---------- Materials provided

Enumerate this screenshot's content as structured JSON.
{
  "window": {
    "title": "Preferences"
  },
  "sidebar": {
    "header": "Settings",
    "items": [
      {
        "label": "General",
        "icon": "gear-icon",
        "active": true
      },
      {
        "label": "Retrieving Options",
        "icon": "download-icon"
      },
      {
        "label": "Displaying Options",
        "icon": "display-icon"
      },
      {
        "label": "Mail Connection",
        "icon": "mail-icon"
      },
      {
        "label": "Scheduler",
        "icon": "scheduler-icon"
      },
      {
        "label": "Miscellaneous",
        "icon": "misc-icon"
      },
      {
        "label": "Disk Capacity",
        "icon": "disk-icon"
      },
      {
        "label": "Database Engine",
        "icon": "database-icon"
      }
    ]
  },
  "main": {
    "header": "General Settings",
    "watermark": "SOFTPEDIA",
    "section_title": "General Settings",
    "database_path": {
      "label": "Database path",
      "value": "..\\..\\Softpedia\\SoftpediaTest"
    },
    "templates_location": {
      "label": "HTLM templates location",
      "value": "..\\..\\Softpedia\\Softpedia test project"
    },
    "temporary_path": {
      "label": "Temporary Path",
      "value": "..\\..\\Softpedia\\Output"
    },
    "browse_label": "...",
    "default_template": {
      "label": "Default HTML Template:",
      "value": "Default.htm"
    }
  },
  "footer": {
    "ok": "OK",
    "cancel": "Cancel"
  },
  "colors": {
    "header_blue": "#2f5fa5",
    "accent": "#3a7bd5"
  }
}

--------------------

### What to work on
Copy each line of the records containing the string "value".

### Reply
      "value": "..\\..\\Softpedia\\SoftpediaTest"
      "value": "..\\..\\Softpedia\\Softpedia test project"
      "value": "..\\..\\Softpedia\\Output"
      "value": "Default.htm"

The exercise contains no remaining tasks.